■ **Prompt**
Pick out each line containing the string "small" and copy it.

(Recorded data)
************
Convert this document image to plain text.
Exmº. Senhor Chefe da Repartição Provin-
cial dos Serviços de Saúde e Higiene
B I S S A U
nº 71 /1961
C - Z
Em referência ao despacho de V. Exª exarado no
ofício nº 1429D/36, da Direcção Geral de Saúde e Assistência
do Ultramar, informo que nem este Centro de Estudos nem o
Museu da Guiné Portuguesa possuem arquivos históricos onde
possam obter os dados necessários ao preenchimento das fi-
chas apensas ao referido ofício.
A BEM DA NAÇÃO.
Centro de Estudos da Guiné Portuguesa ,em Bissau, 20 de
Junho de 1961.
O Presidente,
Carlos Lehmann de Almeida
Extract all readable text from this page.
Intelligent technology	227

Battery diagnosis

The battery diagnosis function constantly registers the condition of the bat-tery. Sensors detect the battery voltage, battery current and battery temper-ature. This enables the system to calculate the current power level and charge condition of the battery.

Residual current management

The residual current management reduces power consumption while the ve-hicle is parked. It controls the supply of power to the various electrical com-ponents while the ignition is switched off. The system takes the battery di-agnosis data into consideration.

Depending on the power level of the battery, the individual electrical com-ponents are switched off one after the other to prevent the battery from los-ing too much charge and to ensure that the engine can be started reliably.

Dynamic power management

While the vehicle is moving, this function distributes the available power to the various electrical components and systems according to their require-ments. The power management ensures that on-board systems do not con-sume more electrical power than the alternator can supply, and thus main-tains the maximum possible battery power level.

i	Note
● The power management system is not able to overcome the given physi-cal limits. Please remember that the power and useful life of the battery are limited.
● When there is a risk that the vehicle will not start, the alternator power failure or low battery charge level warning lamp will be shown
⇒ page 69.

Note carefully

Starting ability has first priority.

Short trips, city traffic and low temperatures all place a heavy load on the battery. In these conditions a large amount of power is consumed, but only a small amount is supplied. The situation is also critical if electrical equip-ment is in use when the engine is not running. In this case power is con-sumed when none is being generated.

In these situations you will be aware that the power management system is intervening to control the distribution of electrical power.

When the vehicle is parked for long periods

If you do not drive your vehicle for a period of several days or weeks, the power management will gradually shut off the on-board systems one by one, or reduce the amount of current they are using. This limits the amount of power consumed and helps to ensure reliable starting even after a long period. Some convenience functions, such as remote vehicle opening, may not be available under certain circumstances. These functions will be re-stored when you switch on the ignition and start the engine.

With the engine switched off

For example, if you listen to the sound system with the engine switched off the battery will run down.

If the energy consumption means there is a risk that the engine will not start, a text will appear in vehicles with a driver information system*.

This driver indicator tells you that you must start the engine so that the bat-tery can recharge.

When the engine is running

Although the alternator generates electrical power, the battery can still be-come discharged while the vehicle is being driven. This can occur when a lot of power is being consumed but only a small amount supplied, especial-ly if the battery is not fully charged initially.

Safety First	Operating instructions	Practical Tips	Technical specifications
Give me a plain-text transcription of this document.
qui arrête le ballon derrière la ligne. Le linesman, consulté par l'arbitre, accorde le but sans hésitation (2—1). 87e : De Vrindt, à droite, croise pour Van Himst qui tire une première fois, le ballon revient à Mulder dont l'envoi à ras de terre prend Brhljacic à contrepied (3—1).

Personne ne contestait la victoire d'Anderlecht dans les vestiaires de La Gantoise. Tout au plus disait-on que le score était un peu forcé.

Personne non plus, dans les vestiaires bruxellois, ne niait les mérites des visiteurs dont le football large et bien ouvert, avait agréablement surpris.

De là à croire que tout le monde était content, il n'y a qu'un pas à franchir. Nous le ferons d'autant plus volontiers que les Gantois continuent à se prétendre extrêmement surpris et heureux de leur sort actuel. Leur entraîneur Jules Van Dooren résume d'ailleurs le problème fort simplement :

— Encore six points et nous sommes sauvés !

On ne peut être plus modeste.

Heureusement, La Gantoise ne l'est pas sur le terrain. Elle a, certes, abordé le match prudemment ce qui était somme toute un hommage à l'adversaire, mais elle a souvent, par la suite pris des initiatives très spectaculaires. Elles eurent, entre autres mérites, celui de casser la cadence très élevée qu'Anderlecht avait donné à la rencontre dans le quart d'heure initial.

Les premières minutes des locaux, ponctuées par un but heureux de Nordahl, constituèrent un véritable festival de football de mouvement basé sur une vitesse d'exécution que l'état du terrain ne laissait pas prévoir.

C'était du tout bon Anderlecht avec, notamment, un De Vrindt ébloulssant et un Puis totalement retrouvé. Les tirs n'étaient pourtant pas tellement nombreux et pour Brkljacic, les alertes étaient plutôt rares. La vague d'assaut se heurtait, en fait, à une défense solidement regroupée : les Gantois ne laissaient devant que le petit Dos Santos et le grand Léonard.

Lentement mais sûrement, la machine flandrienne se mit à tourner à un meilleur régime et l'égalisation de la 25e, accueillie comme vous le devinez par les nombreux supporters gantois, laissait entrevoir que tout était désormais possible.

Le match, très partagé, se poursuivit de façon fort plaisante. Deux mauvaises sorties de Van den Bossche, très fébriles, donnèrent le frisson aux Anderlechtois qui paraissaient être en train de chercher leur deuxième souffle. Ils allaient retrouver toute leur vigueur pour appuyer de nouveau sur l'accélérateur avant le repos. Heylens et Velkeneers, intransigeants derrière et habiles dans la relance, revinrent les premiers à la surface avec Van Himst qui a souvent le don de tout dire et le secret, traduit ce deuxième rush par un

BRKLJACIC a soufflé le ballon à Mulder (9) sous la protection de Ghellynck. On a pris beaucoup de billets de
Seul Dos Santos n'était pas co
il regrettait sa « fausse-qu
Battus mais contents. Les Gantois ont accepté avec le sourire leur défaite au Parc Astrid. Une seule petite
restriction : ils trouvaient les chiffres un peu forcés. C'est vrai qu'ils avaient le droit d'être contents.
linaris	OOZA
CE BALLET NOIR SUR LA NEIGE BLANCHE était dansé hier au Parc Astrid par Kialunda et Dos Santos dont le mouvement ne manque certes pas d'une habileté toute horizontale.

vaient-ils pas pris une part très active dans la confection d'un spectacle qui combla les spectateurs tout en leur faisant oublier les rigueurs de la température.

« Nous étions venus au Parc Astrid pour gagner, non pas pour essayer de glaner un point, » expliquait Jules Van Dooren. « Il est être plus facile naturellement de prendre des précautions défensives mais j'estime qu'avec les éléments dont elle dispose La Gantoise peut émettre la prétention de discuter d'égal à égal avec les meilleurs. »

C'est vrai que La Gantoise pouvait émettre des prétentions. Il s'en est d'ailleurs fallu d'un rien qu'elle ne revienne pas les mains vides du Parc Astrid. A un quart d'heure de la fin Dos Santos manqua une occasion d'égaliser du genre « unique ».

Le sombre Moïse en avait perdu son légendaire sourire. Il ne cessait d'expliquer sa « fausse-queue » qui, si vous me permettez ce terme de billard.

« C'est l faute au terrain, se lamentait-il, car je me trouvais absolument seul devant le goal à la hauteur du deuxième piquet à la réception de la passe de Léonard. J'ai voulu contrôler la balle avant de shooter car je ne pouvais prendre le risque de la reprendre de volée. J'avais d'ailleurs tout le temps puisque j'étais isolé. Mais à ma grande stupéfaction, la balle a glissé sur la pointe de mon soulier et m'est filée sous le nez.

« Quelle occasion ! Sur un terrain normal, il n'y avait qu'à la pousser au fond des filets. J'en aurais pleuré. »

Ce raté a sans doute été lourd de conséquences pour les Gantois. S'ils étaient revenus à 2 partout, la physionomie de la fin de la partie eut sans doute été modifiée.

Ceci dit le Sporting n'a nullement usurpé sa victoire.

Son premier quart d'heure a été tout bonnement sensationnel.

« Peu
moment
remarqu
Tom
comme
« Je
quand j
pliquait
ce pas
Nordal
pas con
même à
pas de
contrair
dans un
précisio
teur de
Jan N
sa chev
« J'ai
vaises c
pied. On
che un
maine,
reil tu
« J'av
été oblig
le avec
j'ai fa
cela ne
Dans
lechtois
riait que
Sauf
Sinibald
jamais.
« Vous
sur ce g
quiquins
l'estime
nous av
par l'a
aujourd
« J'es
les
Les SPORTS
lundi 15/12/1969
************
■ **Correct output**
Short trips, city traffic and low temperatures all place a heavy load on the battery. In these conditions a large amount of power is consumed, but only a small amount is supplied. The situation is also critical if electrical equip-ment is in use when the engine is not running. In this case power is con-sumed when none is being generated.
Although the alternator generates electrical power, the battery can still be-come discharged while the vehicle is being driven. This can occur when a lot of power is being consumed but only a small amount supplied, especial-ly if the battery is not fully charged initially.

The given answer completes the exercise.